▽

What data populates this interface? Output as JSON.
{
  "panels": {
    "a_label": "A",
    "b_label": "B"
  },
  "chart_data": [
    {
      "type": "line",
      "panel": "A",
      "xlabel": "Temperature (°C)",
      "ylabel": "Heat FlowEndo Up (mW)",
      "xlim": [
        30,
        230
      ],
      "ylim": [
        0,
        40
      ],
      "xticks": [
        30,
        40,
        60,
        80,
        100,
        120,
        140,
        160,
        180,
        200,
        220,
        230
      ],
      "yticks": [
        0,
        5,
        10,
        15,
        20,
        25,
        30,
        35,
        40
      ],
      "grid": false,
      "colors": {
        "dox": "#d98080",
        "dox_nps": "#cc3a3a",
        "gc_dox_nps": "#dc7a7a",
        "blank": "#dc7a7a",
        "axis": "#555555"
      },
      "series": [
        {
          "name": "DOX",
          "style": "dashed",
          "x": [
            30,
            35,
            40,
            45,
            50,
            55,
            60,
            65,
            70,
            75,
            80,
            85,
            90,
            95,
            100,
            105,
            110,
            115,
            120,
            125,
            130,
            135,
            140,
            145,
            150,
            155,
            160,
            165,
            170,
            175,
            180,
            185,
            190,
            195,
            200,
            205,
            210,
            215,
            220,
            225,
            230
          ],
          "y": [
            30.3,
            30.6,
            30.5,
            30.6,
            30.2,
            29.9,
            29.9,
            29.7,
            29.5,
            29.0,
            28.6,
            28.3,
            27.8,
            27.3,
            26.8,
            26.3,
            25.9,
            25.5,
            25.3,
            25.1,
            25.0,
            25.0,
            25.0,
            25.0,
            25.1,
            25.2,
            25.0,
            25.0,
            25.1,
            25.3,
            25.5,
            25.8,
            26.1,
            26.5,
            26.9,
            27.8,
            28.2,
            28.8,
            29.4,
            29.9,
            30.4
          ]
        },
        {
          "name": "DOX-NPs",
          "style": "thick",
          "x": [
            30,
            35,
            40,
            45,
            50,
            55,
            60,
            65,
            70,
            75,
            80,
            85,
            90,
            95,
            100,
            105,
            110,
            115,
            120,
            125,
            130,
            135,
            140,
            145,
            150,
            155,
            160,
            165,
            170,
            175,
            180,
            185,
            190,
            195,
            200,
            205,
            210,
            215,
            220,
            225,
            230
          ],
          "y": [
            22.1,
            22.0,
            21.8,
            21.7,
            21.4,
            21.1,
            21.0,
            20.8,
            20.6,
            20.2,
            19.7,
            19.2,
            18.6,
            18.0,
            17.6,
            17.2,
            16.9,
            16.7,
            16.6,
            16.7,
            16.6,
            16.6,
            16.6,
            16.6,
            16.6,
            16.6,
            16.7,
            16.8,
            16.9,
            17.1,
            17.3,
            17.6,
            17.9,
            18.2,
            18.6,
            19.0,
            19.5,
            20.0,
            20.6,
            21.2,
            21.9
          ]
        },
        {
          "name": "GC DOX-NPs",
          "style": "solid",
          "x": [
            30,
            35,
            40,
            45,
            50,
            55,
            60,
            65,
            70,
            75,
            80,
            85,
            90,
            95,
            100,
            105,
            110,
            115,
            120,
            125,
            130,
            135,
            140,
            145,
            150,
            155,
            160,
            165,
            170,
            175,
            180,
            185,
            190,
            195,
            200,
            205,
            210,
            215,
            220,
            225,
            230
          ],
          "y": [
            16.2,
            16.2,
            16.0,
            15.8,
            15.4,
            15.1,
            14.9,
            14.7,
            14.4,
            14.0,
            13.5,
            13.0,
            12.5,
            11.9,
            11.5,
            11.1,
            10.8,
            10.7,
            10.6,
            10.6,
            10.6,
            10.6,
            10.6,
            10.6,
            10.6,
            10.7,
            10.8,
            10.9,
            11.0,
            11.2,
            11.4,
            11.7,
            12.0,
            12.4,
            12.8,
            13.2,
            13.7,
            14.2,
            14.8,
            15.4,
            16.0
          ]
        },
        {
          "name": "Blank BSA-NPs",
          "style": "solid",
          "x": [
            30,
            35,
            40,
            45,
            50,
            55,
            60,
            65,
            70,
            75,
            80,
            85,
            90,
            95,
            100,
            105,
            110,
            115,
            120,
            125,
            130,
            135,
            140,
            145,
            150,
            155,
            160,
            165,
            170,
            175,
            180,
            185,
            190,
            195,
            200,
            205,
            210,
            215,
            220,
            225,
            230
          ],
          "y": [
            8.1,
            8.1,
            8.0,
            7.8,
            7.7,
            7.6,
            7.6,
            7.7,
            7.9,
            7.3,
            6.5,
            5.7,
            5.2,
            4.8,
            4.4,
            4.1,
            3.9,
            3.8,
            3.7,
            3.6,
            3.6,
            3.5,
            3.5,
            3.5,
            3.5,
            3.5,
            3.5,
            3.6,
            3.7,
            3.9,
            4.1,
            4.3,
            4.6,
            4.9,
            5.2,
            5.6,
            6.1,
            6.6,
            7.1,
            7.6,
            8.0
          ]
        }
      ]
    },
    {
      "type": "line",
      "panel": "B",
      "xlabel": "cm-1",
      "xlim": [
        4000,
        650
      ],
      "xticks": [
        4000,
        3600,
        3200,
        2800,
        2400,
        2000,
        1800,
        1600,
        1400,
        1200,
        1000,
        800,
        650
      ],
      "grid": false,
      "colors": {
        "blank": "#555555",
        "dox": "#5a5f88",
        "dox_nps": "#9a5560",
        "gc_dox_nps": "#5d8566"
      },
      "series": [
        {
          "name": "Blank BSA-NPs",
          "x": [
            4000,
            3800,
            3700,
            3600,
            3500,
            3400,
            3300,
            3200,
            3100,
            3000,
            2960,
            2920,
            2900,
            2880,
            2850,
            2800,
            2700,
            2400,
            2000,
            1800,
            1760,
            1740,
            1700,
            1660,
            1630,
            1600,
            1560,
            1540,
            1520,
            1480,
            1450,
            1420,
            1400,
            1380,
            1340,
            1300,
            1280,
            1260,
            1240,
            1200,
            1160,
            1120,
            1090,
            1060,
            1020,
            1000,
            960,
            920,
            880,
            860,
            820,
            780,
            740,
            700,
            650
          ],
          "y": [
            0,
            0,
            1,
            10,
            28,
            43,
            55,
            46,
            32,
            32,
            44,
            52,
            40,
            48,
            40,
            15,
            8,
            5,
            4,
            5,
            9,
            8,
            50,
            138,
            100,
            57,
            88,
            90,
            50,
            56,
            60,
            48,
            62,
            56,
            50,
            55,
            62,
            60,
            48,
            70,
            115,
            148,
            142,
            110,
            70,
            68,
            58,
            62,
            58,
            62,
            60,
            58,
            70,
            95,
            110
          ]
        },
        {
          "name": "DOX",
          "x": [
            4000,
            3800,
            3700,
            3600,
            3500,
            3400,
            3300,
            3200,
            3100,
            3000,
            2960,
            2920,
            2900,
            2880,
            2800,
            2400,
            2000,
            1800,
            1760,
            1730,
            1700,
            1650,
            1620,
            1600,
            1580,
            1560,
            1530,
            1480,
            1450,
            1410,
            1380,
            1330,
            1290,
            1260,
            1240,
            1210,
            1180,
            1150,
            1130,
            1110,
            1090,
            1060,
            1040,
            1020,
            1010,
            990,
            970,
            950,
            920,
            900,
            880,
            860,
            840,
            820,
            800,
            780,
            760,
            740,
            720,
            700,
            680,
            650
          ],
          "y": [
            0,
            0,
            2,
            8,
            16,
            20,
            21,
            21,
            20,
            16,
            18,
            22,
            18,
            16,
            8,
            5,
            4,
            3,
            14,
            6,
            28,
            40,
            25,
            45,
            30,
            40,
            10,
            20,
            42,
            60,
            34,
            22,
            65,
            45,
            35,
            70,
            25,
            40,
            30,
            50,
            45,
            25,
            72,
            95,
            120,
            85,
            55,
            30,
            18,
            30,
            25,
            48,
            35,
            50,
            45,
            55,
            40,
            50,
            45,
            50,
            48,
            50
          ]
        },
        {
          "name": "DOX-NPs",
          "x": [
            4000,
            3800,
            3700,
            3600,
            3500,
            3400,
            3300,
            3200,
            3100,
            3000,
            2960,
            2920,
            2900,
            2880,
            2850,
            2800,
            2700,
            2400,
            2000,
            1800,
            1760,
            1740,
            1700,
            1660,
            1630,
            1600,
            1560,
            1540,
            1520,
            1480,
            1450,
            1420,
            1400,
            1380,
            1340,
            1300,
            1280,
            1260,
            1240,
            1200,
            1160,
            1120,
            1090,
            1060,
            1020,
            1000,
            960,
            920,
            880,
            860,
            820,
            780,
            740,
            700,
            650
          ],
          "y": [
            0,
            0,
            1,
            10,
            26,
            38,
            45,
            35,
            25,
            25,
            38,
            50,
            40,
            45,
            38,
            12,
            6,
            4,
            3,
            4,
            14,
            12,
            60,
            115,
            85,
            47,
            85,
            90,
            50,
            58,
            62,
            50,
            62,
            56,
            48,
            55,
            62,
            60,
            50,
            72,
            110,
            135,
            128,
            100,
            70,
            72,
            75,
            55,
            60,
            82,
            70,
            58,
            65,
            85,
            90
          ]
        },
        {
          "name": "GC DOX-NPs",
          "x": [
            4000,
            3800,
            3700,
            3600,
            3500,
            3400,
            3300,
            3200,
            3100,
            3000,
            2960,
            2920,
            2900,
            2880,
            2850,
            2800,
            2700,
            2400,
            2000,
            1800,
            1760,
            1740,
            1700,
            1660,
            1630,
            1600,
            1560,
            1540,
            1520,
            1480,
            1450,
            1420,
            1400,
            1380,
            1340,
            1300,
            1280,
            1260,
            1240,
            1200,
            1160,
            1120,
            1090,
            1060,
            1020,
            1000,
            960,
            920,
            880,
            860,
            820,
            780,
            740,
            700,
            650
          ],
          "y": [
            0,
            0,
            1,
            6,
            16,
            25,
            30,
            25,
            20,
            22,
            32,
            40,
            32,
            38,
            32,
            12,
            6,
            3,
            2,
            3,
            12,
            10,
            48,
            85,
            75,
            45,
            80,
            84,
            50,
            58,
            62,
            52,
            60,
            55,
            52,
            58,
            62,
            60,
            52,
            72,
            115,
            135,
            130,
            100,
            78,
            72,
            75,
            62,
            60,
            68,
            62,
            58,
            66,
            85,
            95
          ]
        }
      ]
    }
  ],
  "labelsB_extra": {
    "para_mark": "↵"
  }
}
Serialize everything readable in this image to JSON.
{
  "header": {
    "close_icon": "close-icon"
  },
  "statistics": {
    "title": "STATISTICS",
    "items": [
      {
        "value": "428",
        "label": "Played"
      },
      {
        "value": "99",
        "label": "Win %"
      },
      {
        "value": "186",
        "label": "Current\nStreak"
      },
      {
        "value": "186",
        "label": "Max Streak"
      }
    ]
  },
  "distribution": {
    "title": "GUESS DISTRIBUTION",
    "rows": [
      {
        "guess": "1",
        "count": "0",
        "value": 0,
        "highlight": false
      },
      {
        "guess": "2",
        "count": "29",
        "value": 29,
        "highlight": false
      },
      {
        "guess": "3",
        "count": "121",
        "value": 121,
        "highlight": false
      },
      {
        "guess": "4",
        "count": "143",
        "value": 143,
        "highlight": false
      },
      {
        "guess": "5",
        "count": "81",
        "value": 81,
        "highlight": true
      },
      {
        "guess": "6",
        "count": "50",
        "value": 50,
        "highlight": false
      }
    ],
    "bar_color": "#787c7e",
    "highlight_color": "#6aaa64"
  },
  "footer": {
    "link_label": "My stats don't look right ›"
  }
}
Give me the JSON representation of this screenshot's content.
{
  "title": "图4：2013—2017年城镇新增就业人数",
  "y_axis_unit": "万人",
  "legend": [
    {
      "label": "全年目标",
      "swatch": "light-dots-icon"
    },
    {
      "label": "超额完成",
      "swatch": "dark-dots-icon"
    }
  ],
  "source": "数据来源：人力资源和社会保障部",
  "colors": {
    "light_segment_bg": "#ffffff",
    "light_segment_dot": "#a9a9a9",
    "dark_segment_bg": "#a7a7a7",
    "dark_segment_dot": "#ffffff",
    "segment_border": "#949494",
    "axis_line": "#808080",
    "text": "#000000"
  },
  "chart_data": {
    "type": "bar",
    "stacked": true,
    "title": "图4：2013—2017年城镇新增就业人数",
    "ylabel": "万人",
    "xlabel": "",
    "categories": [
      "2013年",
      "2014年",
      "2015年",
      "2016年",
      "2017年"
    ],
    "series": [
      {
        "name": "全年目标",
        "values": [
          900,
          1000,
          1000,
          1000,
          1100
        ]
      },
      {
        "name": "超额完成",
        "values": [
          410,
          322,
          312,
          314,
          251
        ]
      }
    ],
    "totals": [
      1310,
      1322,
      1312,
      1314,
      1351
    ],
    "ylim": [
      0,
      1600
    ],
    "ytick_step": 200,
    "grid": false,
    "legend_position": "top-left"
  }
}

△

▶ PROBLEM TO WORK ON
Identify and list each line with the word "style".

▶ THE REPLY
          "style": "dashed",
          "style": "thick",
          "style": "solid",
          "style": "solid",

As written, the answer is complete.